● Aim: Read the entries below and pull out each line with the string "chevron".

Start Supplied material

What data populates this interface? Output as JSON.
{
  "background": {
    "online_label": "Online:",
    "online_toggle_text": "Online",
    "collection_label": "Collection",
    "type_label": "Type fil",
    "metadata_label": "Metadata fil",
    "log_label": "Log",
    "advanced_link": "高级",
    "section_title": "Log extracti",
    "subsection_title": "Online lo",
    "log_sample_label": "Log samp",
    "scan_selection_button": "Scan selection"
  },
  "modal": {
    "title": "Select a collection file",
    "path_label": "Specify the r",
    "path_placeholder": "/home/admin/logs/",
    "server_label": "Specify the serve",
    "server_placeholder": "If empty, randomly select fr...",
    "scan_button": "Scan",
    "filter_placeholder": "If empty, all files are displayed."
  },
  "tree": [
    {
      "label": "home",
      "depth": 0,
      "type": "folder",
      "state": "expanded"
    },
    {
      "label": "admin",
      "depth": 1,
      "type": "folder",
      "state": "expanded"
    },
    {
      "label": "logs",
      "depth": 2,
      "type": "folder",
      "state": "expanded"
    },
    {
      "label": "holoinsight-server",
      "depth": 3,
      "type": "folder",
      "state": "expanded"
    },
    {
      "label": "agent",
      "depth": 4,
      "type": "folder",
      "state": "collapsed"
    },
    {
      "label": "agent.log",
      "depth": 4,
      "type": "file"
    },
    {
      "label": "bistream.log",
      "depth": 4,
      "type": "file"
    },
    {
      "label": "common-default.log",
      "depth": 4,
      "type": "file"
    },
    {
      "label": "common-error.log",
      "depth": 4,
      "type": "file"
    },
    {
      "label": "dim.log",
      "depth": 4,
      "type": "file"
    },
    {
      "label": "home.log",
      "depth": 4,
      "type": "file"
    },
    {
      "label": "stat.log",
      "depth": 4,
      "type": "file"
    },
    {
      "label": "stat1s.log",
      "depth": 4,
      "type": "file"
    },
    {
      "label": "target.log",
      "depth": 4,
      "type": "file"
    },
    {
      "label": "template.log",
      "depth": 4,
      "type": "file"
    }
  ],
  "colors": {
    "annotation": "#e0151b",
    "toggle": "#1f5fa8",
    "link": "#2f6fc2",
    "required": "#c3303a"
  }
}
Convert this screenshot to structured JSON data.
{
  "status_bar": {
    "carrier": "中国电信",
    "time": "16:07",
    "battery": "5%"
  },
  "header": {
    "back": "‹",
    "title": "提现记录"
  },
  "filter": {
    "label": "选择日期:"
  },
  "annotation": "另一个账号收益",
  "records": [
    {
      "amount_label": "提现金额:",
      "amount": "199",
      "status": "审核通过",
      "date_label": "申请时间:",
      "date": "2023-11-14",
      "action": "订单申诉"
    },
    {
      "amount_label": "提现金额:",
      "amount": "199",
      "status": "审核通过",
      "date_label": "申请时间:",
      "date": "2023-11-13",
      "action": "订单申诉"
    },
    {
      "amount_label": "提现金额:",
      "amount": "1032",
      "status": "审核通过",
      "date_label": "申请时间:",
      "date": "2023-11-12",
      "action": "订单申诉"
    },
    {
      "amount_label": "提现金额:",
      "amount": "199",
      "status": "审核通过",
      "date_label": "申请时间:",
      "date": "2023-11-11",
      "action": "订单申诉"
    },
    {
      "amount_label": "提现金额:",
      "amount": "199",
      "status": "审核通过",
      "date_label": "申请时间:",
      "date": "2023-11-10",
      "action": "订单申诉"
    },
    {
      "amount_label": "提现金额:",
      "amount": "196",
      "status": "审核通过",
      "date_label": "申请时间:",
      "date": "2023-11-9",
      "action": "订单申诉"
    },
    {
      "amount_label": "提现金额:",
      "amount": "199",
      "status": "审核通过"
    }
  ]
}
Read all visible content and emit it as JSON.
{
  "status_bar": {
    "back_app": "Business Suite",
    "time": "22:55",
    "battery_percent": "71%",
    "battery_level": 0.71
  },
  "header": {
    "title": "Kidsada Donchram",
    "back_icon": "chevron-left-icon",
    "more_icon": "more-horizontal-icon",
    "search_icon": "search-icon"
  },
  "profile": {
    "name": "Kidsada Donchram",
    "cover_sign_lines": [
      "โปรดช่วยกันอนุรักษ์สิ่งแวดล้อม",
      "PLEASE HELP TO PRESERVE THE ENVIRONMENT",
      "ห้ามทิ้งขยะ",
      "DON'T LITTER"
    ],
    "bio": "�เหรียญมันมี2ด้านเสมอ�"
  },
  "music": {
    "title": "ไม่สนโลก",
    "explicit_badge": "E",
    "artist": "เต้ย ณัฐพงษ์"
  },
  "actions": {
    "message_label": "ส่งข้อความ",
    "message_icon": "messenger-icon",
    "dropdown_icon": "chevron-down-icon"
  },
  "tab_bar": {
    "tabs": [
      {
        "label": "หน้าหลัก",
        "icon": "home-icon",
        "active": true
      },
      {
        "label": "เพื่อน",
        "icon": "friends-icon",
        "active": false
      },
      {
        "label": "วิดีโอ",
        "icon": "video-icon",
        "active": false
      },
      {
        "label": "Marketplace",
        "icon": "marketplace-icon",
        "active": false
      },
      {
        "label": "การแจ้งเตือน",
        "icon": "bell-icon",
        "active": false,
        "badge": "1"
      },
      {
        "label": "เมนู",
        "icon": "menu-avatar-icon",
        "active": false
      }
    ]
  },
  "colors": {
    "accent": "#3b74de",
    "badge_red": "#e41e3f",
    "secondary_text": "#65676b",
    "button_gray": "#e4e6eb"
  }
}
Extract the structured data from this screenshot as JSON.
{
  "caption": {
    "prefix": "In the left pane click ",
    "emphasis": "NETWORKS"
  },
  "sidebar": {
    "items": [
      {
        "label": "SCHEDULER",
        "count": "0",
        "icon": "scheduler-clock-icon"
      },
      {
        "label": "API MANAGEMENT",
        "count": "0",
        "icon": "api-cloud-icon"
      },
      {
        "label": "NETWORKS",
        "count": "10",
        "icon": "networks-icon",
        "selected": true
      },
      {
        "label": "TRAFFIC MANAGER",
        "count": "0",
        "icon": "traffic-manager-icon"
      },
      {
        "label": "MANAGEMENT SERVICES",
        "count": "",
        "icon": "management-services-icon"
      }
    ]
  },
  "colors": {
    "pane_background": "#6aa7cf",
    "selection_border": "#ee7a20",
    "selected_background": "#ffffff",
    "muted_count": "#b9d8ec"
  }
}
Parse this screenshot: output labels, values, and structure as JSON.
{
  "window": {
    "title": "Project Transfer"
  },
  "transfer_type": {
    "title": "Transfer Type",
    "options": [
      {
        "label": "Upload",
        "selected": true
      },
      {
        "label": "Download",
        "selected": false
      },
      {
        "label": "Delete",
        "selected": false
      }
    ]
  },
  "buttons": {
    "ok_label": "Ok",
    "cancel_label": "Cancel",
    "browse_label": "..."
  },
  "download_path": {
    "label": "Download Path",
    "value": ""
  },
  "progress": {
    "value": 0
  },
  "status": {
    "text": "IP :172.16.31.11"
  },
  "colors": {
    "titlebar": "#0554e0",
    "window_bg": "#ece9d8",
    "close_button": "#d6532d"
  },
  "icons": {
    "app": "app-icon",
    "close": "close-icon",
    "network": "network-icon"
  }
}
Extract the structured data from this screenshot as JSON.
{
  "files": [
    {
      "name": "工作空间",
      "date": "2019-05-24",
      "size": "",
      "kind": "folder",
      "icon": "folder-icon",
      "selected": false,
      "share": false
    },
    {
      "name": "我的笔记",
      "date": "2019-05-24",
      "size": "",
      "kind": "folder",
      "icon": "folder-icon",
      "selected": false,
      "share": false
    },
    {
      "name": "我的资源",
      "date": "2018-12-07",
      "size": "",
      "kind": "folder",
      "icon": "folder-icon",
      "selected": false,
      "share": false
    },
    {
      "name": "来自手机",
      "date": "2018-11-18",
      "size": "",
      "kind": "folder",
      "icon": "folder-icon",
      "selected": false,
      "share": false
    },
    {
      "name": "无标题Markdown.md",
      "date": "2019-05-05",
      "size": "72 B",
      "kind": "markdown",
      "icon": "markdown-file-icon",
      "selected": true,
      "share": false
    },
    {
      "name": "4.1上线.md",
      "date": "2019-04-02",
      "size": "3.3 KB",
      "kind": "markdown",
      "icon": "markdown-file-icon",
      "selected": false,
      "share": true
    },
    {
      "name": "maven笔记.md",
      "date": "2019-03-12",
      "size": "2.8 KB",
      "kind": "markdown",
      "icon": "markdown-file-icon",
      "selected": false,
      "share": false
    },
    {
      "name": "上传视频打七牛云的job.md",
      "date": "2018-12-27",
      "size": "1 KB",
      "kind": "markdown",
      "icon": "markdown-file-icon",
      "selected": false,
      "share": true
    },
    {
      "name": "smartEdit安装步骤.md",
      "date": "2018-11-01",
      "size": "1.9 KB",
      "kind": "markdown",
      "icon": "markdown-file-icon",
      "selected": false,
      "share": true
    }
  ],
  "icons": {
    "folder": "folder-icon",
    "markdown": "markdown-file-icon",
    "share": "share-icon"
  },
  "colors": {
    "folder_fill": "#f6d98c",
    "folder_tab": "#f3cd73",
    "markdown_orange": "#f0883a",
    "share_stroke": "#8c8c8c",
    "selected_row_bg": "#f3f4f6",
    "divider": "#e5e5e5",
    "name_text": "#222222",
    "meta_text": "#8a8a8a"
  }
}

End Supplied material

● Exercise answer:
    "back_icon": "chevron-left-icon",
    "dropdown_icon": "chevron-down-icon"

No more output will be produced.